» **YOUR TASK**
Pick out each line with the word "hyvin" from the material that follows.

(Dataset entries on figures)
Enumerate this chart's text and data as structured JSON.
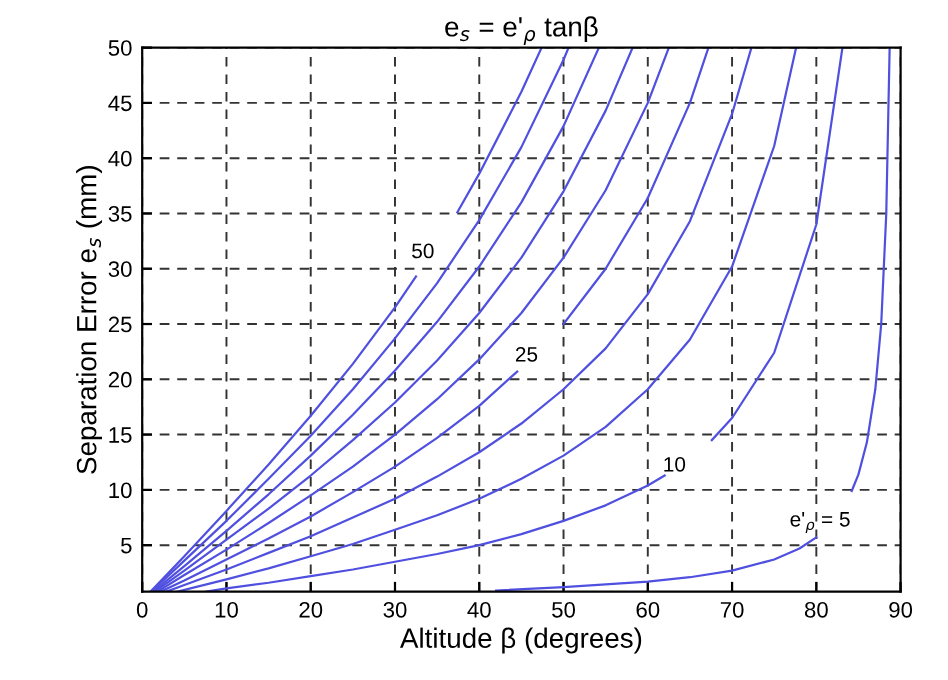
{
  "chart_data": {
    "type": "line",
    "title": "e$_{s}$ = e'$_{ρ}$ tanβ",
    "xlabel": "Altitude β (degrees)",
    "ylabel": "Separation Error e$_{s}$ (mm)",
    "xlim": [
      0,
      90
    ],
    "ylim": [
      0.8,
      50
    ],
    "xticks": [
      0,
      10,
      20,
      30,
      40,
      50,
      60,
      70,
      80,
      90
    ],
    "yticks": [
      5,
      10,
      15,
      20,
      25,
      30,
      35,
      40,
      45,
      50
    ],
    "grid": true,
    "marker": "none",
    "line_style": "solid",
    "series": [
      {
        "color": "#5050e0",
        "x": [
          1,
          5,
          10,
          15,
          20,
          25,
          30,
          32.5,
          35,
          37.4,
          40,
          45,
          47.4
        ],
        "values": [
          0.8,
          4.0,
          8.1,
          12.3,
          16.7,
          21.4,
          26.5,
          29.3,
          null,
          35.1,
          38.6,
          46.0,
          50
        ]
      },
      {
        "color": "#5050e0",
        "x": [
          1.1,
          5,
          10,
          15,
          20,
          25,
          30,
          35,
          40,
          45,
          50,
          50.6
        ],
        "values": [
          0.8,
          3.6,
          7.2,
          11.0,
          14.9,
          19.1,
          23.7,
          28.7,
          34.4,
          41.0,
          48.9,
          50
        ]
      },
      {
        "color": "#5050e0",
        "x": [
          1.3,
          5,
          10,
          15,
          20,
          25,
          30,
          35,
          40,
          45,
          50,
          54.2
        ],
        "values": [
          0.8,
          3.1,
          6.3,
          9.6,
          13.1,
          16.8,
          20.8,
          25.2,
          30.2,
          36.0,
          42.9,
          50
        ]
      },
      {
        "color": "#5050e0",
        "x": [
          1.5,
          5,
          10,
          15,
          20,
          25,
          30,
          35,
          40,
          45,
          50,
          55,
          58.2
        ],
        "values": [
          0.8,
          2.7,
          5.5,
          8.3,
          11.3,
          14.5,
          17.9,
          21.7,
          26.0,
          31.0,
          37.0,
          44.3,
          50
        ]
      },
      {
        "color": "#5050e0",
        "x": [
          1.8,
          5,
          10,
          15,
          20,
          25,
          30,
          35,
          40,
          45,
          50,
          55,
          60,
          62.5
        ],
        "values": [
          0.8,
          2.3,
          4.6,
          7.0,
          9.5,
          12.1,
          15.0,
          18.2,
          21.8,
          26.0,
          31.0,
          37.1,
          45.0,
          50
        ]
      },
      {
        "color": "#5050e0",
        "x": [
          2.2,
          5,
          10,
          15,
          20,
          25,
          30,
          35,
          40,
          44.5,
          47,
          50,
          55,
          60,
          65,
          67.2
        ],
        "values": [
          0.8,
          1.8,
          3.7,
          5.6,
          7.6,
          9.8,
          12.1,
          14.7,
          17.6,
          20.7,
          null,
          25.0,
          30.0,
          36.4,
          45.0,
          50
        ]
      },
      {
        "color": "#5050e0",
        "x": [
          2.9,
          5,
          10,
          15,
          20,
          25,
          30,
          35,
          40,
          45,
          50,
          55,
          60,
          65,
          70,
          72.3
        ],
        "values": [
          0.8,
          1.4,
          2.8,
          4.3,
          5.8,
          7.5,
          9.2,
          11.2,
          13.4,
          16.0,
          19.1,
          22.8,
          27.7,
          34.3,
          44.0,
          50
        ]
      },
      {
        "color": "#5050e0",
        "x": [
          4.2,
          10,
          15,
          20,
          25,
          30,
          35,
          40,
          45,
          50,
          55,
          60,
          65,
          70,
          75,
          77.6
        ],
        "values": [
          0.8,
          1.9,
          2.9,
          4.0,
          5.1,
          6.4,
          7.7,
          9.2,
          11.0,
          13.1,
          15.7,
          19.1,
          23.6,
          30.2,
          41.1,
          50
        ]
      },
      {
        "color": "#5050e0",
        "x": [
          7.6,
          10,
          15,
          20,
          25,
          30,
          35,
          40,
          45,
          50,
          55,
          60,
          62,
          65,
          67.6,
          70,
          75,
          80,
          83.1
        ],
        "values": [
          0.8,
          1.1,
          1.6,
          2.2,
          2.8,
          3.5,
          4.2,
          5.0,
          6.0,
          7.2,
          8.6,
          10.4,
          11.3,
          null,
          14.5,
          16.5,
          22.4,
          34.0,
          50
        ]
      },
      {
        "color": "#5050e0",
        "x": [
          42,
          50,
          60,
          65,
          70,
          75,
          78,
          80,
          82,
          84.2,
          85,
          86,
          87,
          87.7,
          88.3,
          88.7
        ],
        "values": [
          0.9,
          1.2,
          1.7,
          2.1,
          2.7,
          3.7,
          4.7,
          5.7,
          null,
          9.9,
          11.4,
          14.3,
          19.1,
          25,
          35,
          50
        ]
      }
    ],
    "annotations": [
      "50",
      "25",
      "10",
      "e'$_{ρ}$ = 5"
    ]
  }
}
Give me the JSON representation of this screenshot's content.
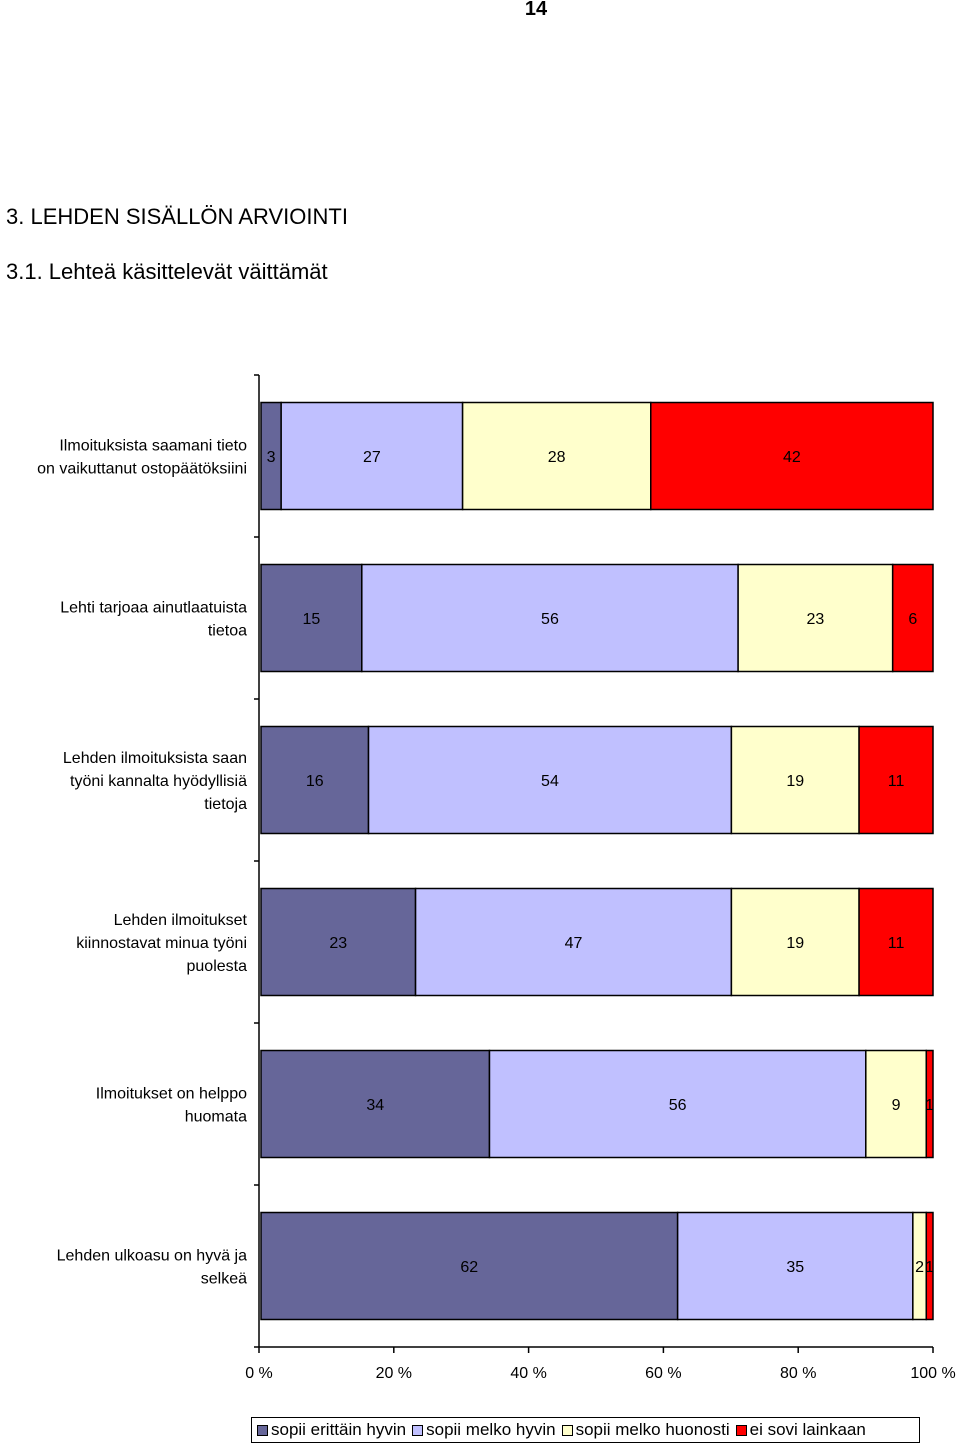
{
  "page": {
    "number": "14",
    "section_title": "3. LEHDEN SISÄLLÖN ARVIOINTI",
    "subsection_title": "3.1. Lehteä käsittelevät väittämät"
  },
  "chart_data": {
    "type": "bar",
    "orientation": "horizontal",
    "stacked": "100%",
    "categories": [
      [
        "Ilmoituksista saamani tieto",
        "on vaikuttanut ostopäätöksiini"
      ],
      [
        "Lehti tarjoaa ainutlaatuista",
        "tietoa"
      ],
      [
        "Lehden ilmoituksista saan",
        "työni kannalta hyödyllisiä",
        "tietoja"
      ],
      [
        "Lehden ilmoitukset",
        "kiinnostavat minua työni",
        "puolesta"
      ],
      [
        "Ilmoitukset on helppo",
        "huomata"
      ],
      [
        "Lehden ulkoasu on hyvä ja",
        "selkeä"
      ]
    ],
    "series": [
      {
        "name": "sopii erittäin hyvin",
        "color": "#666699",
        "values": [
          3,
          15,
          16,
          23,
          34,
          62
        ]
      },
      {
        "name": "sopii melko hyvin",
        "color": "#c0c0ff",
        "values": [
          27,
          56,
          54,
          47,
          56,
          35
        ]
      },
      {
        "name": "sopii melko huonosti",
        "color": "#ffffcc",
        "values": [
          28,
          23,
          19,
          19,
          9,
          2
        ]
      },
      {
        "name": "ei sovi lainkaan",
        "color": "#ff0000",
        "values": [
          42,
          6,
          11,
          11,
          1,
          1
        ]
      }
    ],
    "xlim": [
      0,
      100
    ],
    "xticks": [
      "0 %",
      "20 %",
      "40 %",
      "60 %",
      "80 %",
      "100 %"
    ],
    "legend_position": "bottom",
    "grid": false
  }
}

» **EXPECTED ANSWER**
        "name": "sopii erittäin hyvin",
        "name": "sopii melko hyvin",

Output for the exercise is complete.